→ Objective
Pull every line with the word "kvartal" out of the entries below.

→ Stored records
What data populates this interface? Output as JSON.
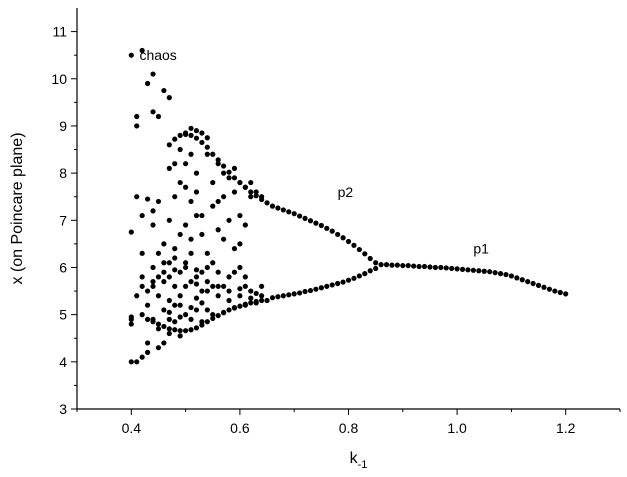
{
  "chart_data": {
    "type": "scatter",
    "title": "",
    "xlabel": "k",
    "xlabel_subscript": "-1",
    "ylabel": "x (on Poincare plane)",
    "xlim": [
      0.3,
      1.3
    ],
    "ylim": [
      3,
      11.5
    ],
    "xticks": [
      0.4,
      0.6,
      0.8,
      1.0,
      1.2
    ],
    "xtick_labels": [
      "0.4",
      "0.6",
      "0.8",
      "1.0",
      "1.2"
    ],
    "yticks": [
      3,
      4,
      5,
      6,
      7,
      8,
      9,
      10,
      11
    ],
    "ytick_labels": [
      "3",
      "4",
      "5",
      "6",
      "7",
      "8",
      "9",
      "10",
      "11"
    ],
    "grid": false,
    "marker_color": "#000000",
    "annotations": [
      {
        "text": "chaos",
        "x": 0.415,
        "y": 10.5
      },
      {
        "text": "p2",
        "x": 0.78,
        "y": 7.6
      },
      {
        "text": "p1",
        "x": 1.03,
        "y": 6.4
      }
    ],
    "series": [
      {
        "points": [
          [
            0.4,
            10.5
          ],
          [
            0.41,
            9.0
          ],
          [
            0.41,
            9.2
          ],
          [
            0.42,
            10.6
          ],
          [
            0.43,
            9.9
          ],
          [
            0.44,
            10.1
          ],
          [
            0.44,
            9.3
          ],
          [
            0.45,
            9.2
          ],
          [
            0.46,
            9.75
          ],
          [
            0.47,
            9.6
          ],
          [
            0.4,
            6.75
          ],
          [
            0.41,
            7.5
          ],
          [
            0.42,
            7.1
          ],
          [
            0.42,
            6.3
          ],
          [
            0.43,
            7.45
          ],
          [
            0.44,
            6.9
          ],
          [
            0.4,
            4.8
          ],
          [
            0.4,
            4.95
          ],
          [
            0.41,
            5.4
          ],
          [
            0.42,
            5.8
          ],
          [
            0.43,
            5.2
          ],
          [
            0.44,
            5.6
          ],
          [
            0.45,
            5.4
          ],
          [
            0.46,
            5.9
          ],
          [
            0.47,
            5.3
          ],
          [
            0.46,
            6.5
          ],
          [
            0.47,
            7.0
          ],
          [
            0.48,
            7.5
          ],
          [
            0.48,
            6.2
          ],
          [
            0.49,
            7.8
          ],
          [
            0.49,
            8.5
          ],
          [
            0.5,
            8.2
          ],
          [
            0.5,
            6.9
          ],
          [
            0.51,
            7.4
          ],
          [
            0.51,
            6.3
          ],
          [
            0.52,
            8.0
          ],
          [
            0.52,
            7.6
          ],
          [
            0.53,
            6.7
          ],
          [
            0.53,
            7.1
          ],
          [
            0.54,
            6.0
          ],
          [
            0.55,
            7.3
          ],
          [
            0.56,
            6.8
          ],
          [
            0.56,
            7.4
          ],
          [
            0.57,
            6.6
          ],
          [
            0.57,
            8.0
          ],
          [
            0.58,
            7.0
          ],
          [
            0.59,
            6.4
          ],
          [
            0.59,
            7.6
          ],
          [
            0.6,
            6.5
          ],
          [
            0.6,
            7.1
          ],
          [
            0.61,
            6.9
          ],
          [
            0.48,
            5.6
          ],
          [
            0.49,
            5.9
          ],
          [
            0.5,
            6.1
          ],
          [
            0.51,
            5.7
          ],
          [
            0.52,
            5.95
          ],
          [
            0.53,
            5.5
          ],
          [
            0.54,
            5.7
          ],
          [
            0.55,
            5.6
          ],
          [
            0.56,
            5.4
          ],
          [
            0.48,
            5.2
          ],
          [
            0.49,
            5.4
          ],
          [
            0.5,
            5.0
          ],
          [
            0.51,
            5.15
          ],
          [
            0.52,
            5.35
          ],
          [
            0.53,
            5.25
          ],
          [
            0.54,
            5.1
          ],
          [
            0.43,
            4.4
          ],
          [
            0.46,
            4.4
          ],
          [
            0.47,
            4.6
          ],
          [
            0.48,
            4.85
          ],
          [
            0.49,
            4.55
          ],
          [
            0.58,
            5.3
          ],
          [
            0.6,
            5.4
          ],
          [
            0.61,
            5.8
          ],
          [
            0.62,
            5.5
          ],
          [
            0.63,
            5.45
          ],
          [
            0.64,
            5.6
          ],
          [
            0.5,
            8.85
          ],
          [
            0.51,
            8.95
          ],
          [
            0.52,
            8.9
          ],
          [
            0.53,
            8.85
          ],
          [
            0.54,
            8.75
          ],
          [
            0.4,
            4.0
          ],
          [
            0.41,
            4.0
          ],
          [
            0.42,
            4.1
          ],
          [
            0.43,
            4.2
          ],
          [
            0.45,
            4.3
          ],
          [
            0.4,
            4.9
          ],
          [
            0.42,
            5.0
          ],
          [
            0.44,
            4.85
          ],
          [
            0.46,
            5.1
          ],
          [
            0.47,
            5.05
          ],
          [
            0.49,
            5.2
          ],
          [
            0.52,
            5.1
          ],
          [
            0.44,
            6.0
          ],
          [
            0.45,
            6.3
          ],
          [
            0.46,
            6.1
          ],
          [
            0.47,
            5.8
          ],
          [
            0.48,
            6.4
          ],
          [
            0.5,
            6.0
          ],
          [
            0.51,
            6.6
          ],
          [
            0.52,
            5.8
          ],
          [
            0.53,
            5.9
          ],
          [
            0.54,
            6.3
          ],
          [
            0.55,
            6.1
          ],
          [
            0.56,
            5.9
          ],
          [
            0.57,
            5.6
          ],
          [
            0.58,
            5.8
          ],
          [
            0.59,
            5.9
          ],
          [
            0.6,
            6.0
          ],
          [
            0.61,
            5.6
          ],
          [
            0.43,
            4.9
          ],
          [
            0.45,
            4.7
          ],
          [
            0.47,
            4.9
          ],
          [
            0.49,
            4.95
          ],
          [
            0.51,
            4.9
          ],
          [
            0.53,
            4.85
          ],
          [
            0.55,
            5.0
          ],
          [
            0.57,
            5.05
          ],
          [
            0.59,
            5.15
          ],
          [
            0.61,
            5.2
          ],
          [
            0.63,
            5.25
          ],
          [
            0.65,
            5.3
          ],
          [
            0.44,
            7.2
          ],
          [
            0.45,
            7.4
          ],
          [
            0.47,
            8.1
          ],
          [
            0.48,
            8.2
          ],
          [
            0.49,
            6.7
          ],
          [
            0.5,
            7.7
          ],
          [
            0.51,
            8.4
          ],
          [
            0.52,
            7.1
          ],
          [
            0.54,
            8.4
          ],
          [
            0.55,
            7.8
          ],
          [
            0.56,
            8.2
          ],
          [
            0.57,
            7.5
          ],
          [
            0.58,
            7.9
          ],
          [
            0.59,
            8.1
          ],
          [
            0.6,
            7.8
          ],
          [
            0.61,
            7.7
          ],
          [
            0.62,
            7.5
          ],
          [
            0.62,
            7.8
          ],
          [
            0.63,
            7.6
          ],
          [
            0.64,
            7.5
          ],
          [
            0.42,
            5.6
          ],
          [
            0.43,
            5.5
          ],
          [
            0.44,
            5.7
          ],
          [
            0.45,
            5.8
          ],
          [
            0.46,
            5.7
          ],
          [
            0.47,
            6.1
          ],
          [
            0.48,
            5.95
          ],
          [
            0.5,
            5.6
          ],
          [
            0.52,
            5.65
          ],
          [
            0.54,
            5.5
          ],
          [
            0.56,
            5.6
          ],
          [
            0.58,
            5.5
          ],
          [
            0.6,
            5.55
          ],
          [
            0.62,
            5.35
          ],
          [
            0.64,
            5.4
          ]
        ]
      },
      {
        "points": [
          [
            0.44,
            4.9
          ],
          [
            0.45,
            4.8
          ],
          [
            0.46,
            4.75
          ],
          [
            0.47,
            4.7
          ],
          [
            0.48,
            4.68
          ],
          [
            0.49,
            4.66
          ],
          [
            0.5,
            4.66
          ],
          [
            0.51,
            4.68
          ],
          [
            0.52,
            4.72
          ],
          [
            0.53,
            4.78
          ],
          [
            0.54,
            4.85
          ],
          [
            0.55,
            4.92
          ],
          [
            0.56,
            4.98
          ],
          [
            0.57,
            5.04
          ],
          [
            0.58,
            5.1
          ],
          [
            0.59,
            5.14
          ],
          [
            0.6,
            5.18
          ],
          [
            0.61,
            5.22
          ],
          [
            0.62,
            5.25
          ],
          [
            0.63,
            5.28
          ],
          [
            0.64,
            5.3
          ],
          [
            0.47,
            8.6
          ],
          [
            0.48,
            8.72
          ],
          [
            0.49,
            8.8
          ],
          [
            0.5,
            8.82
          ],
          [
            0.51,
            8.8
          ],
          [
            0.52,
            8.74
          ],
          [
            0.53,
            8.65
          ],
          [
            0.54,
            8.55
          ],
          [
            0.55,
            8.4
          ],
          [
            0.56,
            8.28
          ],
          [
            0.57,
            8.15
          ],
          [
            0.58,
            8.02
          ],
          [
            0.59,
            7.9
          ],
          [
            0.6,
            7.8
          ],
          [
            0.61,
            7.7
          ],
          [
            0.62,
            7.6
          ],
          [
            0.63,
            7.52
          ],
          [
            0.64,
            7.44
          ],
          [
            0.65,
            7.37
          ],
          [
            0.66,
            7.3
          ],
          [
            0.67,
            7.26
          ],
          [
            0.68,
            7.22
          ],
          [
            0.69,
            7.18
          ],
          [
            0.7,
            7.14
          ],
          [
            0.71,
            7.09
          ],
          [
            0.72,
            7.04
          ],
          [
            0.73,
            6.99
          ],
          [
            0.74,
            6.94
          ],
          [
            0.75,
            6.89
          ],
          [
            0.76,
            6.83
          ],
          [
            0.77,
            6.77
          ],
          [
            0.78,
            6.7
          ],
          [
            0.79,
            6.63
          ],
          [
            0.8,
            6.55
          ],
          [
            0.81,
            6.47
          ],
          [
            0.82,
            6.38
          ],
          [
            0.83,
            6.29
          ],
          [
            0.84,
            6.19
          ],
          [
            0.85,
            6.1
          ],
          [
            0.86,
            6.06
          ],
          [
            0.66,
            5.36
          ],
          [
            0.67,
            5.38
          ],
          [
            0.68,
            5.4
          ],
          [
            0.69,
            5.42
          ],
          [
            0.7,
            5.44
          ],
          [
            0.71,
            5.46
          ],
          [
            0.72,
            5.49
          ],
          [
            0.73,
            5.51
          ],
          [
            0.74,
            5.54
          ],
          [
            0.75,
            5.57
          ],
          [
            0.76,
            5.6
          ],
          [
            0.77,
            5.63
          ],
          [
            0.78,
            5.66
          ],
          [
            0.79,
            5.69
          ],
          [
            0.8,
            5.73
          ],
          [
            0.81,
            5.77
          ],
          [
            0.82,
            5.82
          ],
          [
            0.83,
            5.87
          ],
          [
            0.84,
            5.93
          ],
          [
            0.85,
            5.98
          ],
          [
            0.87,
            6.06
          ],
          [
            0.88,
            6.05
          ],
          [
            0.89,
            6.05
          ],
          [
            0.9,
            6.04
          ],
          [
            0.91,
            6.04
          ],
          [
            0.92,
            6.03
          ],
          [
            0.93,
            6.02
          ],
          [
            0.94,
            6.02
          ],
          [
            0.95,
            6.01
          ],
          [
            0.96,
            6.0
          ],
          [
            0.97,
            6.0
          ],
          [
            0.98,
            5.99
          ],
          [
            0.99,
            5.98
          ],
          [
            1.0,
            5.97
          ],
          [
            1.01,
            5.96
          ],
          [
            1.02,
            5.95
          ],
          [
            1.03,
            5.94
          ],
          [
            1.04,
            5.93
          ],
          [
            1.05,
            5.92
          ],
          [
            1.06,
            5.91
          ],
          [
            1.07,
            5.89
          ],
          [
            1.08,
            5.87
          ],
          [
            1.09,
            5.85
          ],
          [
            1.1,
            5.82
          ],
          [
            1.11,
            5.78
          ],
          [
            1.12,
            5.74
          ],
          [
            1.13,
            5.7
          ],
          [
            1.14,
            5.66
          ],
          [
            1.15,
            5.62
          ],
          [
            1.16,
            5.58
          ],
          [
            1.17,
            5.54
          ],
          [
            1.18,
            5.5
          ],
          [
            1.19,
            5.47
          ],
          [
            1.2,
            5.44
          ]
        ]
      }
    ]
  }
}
* * *
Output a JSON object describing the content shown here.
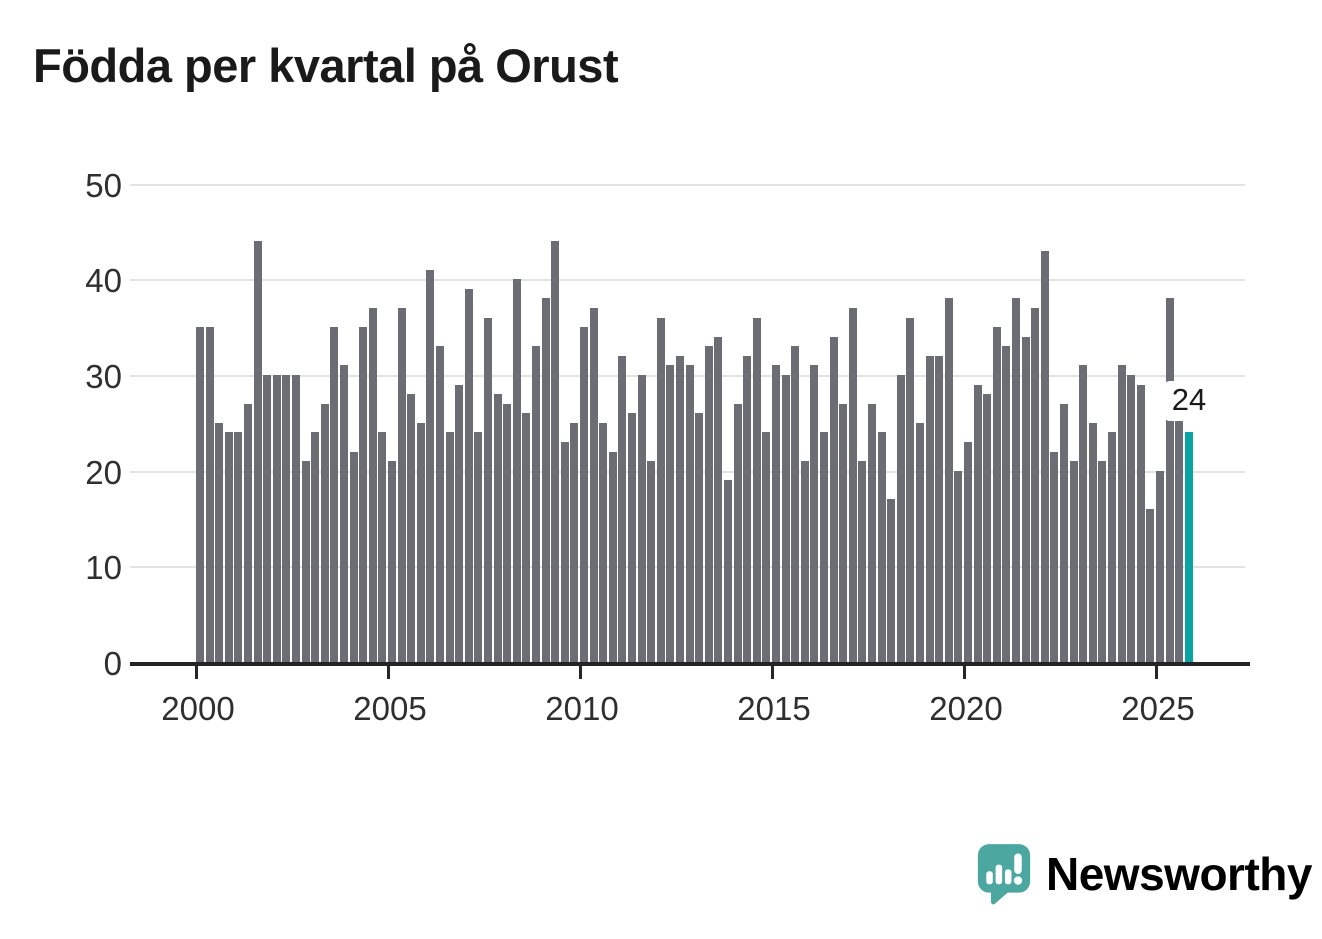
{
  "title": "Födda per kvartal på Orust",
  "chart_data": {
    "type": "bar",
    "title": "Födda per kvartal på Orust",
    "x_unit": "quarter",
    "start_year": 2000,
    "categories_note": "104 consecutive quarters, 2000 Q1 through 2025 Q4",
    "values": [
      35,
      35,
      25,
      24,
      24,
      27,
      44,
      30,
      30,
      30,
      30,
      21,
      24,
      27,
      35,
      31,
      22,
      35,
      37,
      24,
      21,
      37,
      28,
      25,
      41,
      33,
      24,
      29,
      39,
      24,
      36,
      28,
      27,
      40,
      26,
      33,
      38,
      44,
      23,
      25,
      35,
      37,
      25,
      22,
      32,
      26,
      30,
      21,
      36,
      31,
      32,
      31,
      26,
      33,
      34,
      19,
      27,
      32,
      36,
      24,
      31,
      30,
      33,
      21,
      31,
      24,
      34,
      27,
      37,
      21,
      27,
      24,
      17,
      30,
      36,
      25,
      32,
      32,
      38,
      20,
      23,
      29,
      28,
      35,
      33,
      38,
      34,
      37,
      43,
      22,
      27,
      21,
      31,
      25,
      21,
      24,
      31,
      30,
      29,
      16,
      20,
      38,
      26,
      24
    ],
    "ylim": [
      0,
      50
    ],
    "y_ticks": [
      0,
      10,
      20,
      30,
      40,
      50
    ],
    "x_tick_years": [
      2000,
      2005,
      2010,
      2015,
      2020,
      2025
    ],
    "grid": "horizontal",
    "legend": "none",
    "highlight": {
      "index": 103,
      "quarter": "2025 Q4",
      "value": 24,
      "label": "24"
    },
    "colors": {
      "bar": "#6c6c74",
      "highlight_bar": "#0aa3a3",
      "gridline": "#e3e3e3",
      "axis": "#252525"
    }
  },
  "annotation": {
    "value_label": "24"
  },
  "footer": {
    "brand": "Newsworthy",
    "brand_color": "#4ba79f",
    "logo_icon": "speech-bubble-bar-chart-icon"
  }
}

→ Task output
  "title": "Födda per kvartal på Orust",
    "title": "Födda per kvartal på Orust",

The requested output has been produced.